Every line in the data below that includes "Klenze" belongs in the answer, copied as it stands.

_ _ _

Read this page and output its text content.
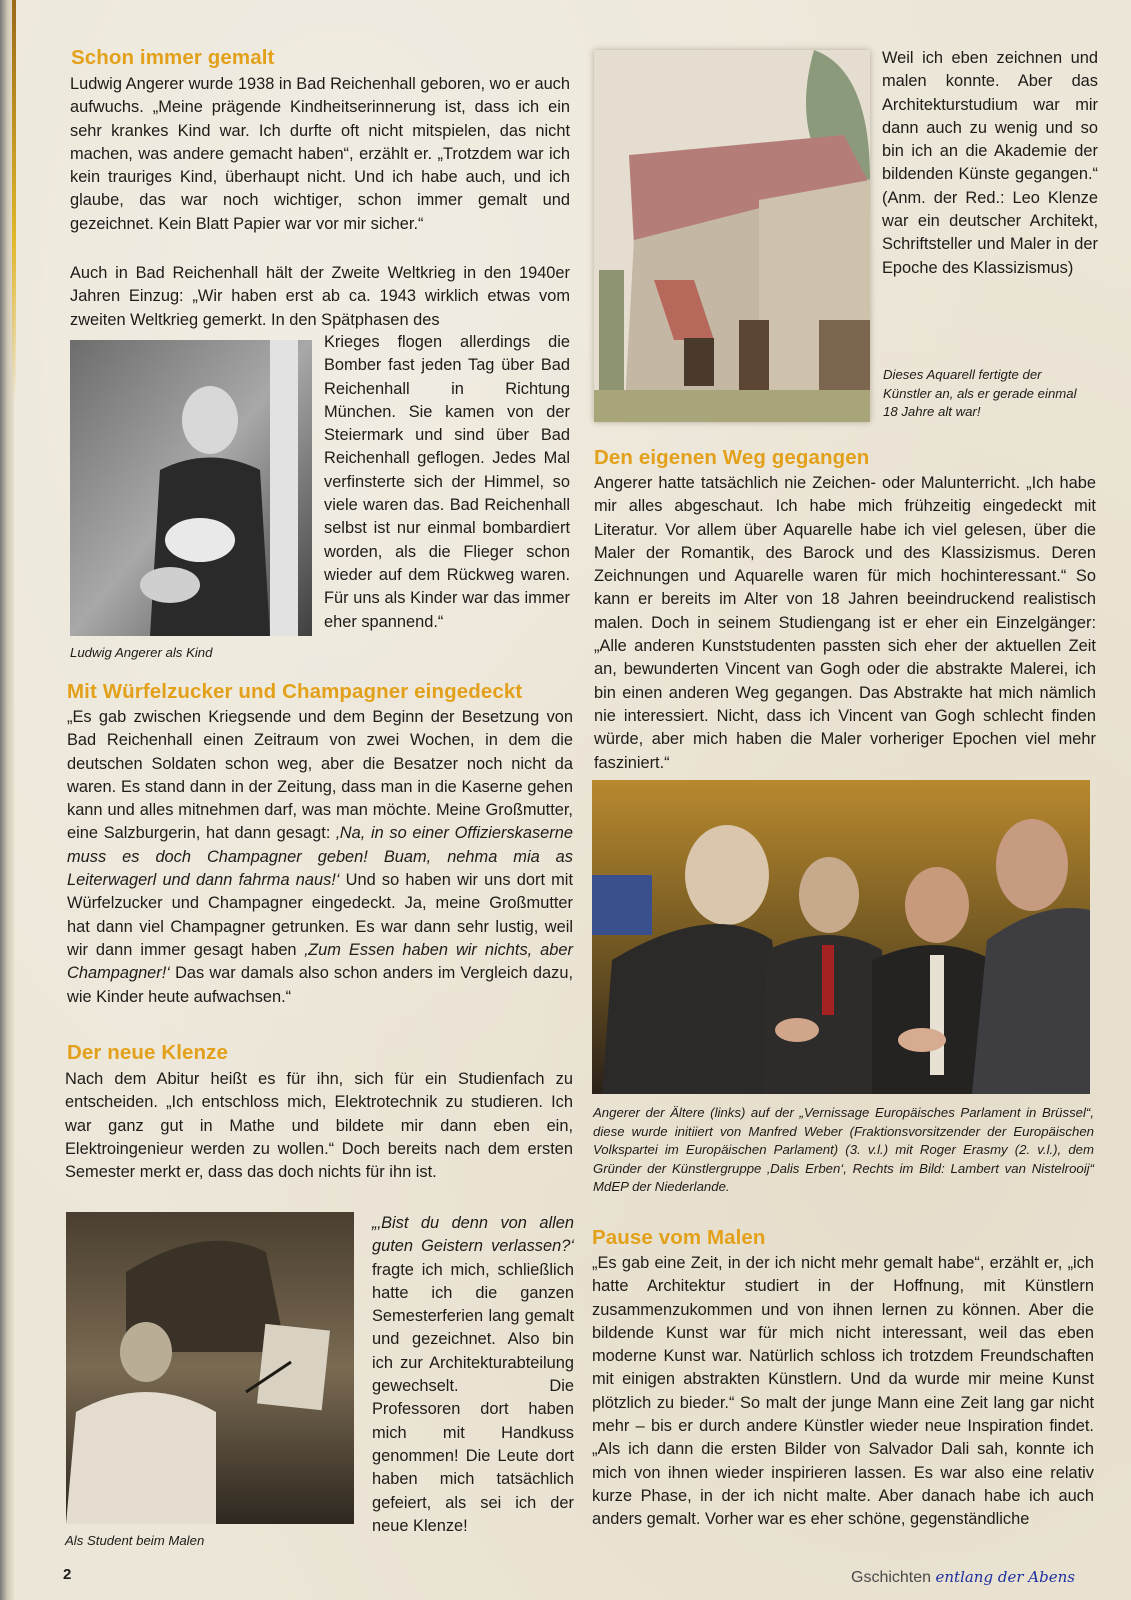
Schon immer gemalt

Ludwig Angerer wurde 1938 in Bad Reichenhall geboren, wo er auch aufwuchs. „Meine prägende Kindheitserinnerung ist, dass ich ein sehr krankes Kind war. Ich durfte oft nicht mitspielen, das nicht machen, was andere gemacht haben“, erzählt er. „Trotzdem war ich kein trauriges Kind, überhaupt nicht. Und ich habe auch, und ich glaube, das war noch wichtiger, schon immer gemalt und gezeichnet. Kein Blatt Papier war vor mir sicher.“

Auch in Bad Reichenhall hält der Zweite Weltkrieg in den 1940er Jahren Einzug: „Wir haben erst ab ca. 1943 wirklich etwas vom zweiten Weltkrieg gemerkt. In den Spätphasen des

Krieges flogen allerdings die Bomber fast jeden Tag über Bad Reichenhall in Richtung München. Sie kamen von der Steiermark und sind über Bad Reichenhall geflogen. Jedes Mal verfinsterte sich der Himmel, so viele waren das. Bad Reichenhall selbst ist nur einmal bombardiert worden, als die Flieger schon wieder auf dem Rückweg waren. Für uns als Kinder war das immer eher spannend.“

Ludwig Angerer als Kind
Mit Würfelzucker und Champagner eingedeckt

„Es gab zwischen Kriegsende und dem Beginn der Besetzung von Bad Reichenhall einen Zeitraum von zwei Wochen, in dem die deutschen Soldaten schon weg, aber die Besatzer noch nicht da waren. Es stand dann in der Zeitung, dass man in die Kaserne gehen kann und alles mitnehmen darf, was man möchte. Meine Großmutter, eine Salzburgerin, hat dann gesagt: ‚Na, in so einer Offizierskaserne muss es doch Champagner geben! Buam, nehma mia as Leiterwagerl und dann fahrma naus!‘ Und so haben wir uns dort mit Würfelzucker und Champagner eingedeckt. Ja, meine Großmutter hat dann viel Champagner getrunken. Es war dann sehr lustig, weil wir dann immer gesagt haben ‚Zum Essen haben wir nichts, aber Champagner!‘ Das war damals also schon anders im Vergleich dazu, wie Kinder heute aufwachsen.“

Der neue Klenze

Nach dem Abitur heißt es für ihn, sich für ein Studienfach zu entscheiden. „Ich entschloss mich, Elektrotechnik zu studieren. Ich war ganz gut in Mathe und bildete mir dann eben ein, Elektroingenieur werden zu wollen.“ Doch bereits nach dem ersten Semester merkt er, dass das doch nichts für ihn ist.

Als Student beim Malen

„‚Bist du denn von allen guten Geistern verlassen?‘ fragte ich mich, schließlich hatte ich die ganzen Semesterferien lang gemalt und gezeichnet. Also bin ich zur Architekturabteilung gewechselt. Die Professoren dort haben mich mit Handkuss genommen! Die Leute dort haben mich tatsächlich gefeiert, als sei ich der neue Klenze!

2

Weil ich eben zeichnen und malen konnte. Aber das Architekturstudium war mir dann auch zu wenig und so bin ich an die Akademie der bildenden Künste gegangen.“ (Anm. der Red.: Leo Klenze war ein deutscher Architekt, Schriftsteller und Maler in der Epoche des Klassizismus)

Dieses Aquarell fertigte der Künstler an, als er gerade einmal 18 Jahre alt war!
Den eigenen Weg gegangen

Angerer hatte tatsächlich nie Zeichen- oder Malunterricht. „Ich habe mir alles abgeschaut. Ich habe mich frühzeitig eingedeckt mit Literatur. Vor allem über Aquarelle habe ich viel gelesen, über die Maler der Romantik, des Barock und des Klassizismus. Deren Zeichnungen und Aquarelle waren für mich hochinteressant.“ So kann er bereits im Alter von 18 Jahren beeindruckend realistisch malen. Doch in seinem Studiengang ist er eher ein Einzelgänger: „Alle anderen Kunststudenten passten sich eher der aktuellen Zeit an, bewunderten Vincent van Gogh oder die abstrakte Malerei, ich bin einen anderen Weg gegangen. Das Abstrakte hat mich nämlich nie interessiert. Nicht, dass ich Vincent van Gogh schlecht finden würde, aber mich haben die Maler vorheriger Epochen viel mehr fasziniert.“

Angerer der Ältere (links) auf der „Vernissage Europäisches Parlament in Brüssel“, diese wurde initiiert von Manfred Weber (Fraktionsvorsitzender der Europäischen Volkspartei im Europäischen Parlament) (3. v.l.) mit Roger Erasmy (2. v.l.), dem Gründer der Künstlergruppe ‚Dalis Erben‘, Rechts im Bild: Lambert van Nistelrooij“ MdEP der Niederlande.
Pause vom Malen

„Es gab eine Zeit, in der ich nicht mehr gemalt habe“, erzählt er, „ich hatte Architektur studiert in der Hoffnung, mit Künstlern zusammenzukommen und von ihnen lernen zu können. Aber die bildende Kunst war für mich nicht interessant, weil das eben moderne Kunst war. Natürlich schloss ich trotzdem Freundschaften mit einigen abstrakten Künstlern. Und da wurde mir meine Kunst plötzlich zu bieder.“ So malt der junge Mann eine Zeit lang gar nicht mehr – bis er durch andere Künstler wieder neue Inspiration findet. „Als ich dann die ersten Bilder von Salvador Dali sah, konnte ich mich von ihnen wieder inspirieren lassen. Es war also eine relativ kurze Phase, in der ich nicht malte. Aber danach habe ich auch anders gemalt. Vorher war es eher schöne, gegenständliche

Gschichten entlang der Abens
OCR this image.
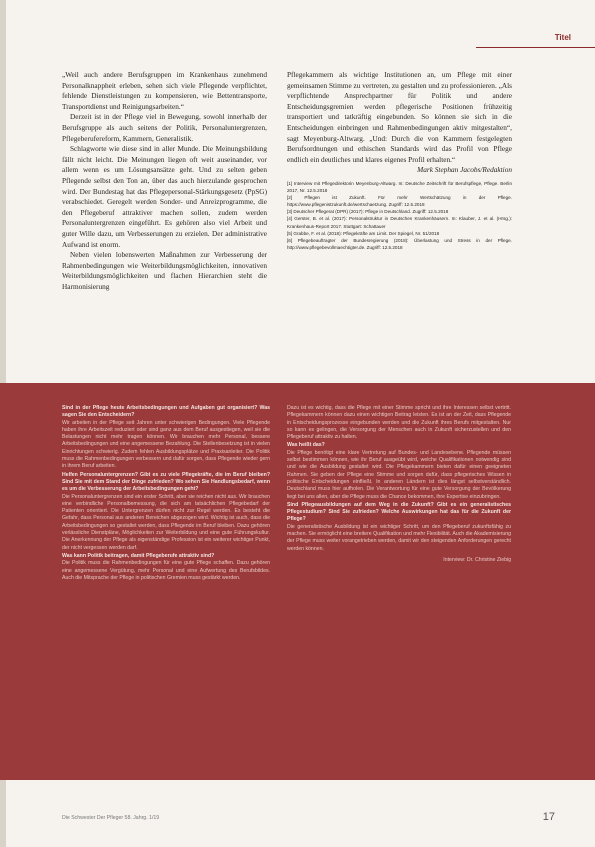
Titel

„Weil auch andere Berufsgruppen im Krankenhaus zunehmend Personalknappheit erleben, sehen sich viele Pflegende verpflichtet, fehlende Dienstleistungen zu kompensieren, wie Bettentransporte, Transportdienst und Reinigungsarbeiten.“

Derzeit ist in der Pflege viel in Bewegung, sowohl innerhalb der Berufsgruppe als auch seitens der Politik, Personaluntergrenzen, Pflegeberufereform, Kammern, Generalistik.

Schlagworte wie diese sind in aller Munde. Die Meinungsbildung fällt nicht leicht. Die Meinungen liegen oft weit auseinander, vor allem wenn es um Lösungsansätze geht. Und zu selten geben Pflegende selbst den Ton an, über das auch hierzulande gesprochen wird. Der Bundestag hat das Pflegepersonal-Stärkungsgesetz (PpSG) verabschiedet. Geregelt werden Sonder- und Anreizprogramme, die den Pflegeberuf attraktiver machen sollen, zudem werden Personaluntergrenzen eingeführt. Es gehören also viel Arbeit und guter Wille dazu, um Verbesserungen zu erzielen. Der administrative Aufwand ist enorm.

Neben vielen lobenswerten Maßnahmen zur Verbesserung der Rahmenbedingungen wie Weiterbildungsmöglichkeiten, innovativen Weiterbildungsmöglichkeiten und flachen Hierarchien steht die Harmonisierung

Pflegekammern als wichtige Institutionen an, um Pflege mit einer gemeinsamen Stimme zu vertreten, zu gestalten und zu professionieren. „Als verpflichtende Ansprechpartner für Politik und andere Entscheidungsgremien werden pflegerische Positionen frühzeitig transportiert und tatkräftig eingebunden. So können sie sich in die Entscheidungen einbringen und Rahmenbedingungen aktiv mitgestalten“, sagt Meyenburg-Altwarg. „Und: Durch die von Kammern festgelegten Berufsordnungen und ethischen Standards wird das Profil von Pflege endlich ein deutliches und klares eigenes Profil erhalten.“

Mark Stephan Jacobs/Redaktion

[1] Interview mit Pflegedirektorin Meyenburg-Altwarg. In: Deutsche Zeitschrift für Berufspflege, Pflege. Berlin 2017, Nr. 12.5.2018
[2] Pflegen ist Zukunft. Für mehr Wertschätzung in der Pflege. https://www.pflegenistzukunft.de/wertschaetzung. Zugriff: 12.5.2018
[3] Deutscher Pflegerat (DPR) (2017): Pflege in Deutschland. Zugriff: 12.5.2018
[4] Gerster, B. et al. (2017): Personalstruktur in Deutschen Krankenhäusern. In: Klauber, J. et al. (Hrsg.): Krankenhaus-Report 2017. Stuttgart: Schattauer
[5] Grabbe, F. et al. (2018): Pflegekräfte am Limit. Der Spiegel, Nr. 51/2018
[6] Pflegebeauftragter der Bundesregierung (2018): Überlastung und Stress in der Pflege. http://www.pflegebevollmaechtigter.de. Zugriff: 12.5.2018

Sind in der Pflege heute Arbeitsbedingungen und Aufgaben gut organisiert? Was sagen Sie den Entscheidern?

Wir arbeiten in der Pflege seit Jahren unter schwierigen Bedingungen. Viele Pflegende haben ihre Arbeitszeit reduziert oder sind ganz aus dem Beruf ausgestiegen, weil sie die Belastungen nicht mehr tragen können. Wir brauchen mehr Personal, bessere Arbeitsbedingungen und eine angemessene Bezahlung. Die Stellenbesetzung ist in vielen Einrichtungen schwierig. Zudem fehlen Ausbildungsplätze und Praxisanleiter. Die Politik muss die Rahmenbedingungen verbessern und dafür sorgen, dass Pflegende wieder gern in ihrem Beruf arbeiten.

Helfen Personaluntergrenzen? Gibt es zu viele Pflegekräfte, die im Beruf bleiben? Sind Sie mit dem Stand der Dinge zufrieden? Wo sehen Sie Handlungsbedarf, wenn es um die Verbesserung der Arbeitsbedingungen geht?

Die Personaluntergrenzen sind ein erster Schritt, aber sie reichen nicht aus. Wir brauchen eine verbindliche Personalbemessung, die sich am tatsächlichen Pflegebedarf der Patienten orientiert. Die Untergrenzen dürfen nicht zur Regel werden. Es besteht die Gefahr, dass Personal aus anderen Bereichen abgezogen wird. Wichtig ist auch, dass die Arbeitsbedingungen so gestaltet werden, dass Pflegende im Beruf bleiben. Dazu gehören verlässliche Dienstpläne, Möglichkeiten zur Weiterbildung und eine gute Führungskultur. Die Anerkennung der Pflege als eigenständige Profession ist ein weiterer wichtiger Punkt, der nicht vergessen werden darf.

Was kann Politik beitragen, damit Pflegeberufe attraktiv sind?

Die Politik muss die Rahmenbedingungen für eine gute Pflege schaffen. Dazu gehören eine angemessene Vergütung, mehr Personal und eine Aufwertung des Berufsbildes. Auch die Mitsprache der Pflege in politischen Gremien muss gestärkt werden.

Dazu ist es wichtig, dass die Pflege mit einer Stimme spricht und ihre Interessen selbst vertritt. Pflegekammern können dazu einen wichtigen Beitrag leisten. Es ist an der Zeit, dass Pflegende in Entscheidungsprozesse eingebunden werden und die Zukunft ihres Berufs mitgestalten. Nur so kann es gelingen, die Versorgung der Menschen auch in Zukunft sicherzustellen und den Pflegeberuf attraktiv zu halten.

Was heißt das?

Die Pflege benötigt eine klare Vertretung auf Bundes- und Landesebene. Pflegende müssen selbst bestimmen können, wie ihr Beruf ausgeübt wird, welche Qualifikationen notwendig sind und wie die Ausbildung gestaltet wird. Die Pflegekammern bieten dafür einen geeigneten Rahmen. Sie geben der Pflege eine Stimme und sorgen dafür, dass pflegerisches Wissen in politische Entscheidungen einfließt. In anderen Ländern ist dies längst selbstverständlich. Deutschland muss hier aufholen. Die Verantwortung für eine gute Versorgung der Bevölkerung liegt bei uns allen, aber die Pflege muss die Chance bekommen, ihre Expertise einzubringen.

Sind Pflegeausbildungen auf dem Weg in die Zukunft? Gibt es ein generalistisches Pflegestudium? Sind Sie zufrieden? Welche Auswirkungen hat das für die Zukunft der Pflege?

Die generalistische Ausbildung ist ein wichtiger Schritt, um den Pflegeberuf zukunftsfähig zu machen. Sie ermöglicht eine breitere Qualifikation und mehr Flexibilität. Auch die Akademisierung der Pflege muss weiter vorangetrieben werden, damit wir den steigenden Anforderungen gerecht werden können.

Interview: Dr. Christine Ziebig

Die Schwester Der Pfleger 58. Jahrg. 1/19	17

_ _ _

- [Result]:
Der neue Klenze
„‚Bist du denn von allen guten Geistern verlassen?‘ fragte ich mich, schließlich hatte ich die ganzen Semesterferien lang gemalt und gezeichnet. Also bin ich zur Architekturabteilung gewechselt. Die Professoren dort haben mich mit Handkuss genommen! Die Leute dort haben mich tatsächlich gefeiert, als sei ich der neue Klenze!
Weil ich eben zeichnen und malen konnte. Aber das Architekturstudium war mir dann auch zu wenig und so bin ich an die Akademie der bildenden Künste gegangen.“ (Anm. der Red.: Leo Klenze war ein deutscher Architekt, Schriftsteller und Maler in der Epoche des Klassizismus)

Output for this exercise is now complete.